## [GOAL]
Pull out every line below that holds the word "croissant".

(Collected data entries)
──────

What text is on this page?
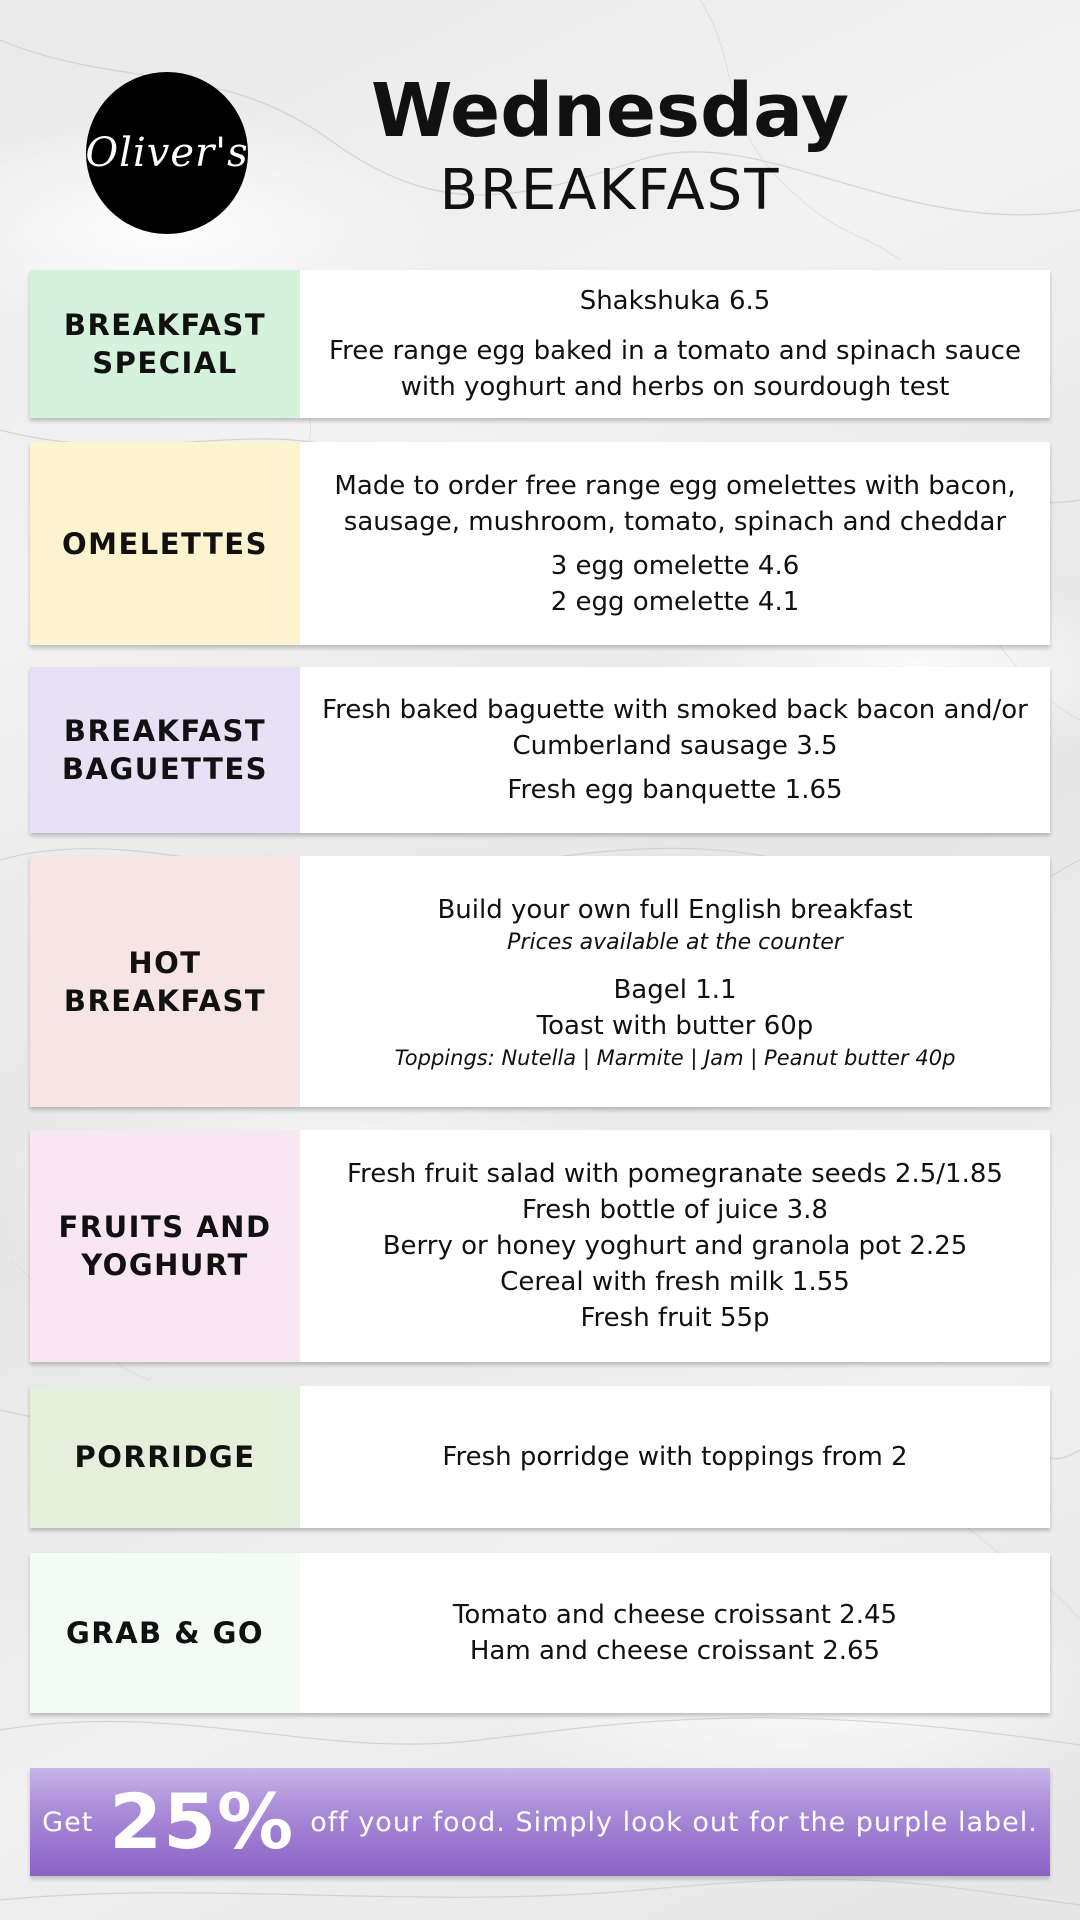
Oliver's	Wednesday
BREAKFAST
BREAKFAST
SPECIAL
Shakshuka 6.5
Free range egg baked in a tomato and spinach sauce
with yoghurt and herbs on sourdough test
OMELETTES
Made to order free range egg omelettes with bacon,
sausage, mushroom, tomato, spinach and cheddar
3 egg omelette 4.6
2 egg omelette 4.1
BREAKFAST
BAGUETTES
Fresh baked baguette with smoked back bacon and/or
Cumberland sausage 3.5
Fresh egg banquette 1.65
HOT
BREAKFAST
Build your own full English breakfast
Prices available at the counter
Bagel 1.1
Toast with butter 60p
Toppings: Nutella | Marmite | Jam | Peanut butter 40p
FRUITS AND
YOGHURT
Fresh fruit salad with pomegranate seeds 2.5/1.85
Fresh bottle of juice 3.8
Berry or honey yoghurt and granola pot 2.25
Cereal with fresh milk 1.55
Fresh fruit 55p
PORRIDGE	Fresh porridge with toppings from 2
GRAB & GO
Tomato and cheese croissant 2.45
Ham and cheese croissant 2.65
Get 25% off your food. Simply look out for the purple label.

──────

## [FULL SOLUTION]
Tomato and cheese croissant 2.45
Ham and cheese croissant 2.65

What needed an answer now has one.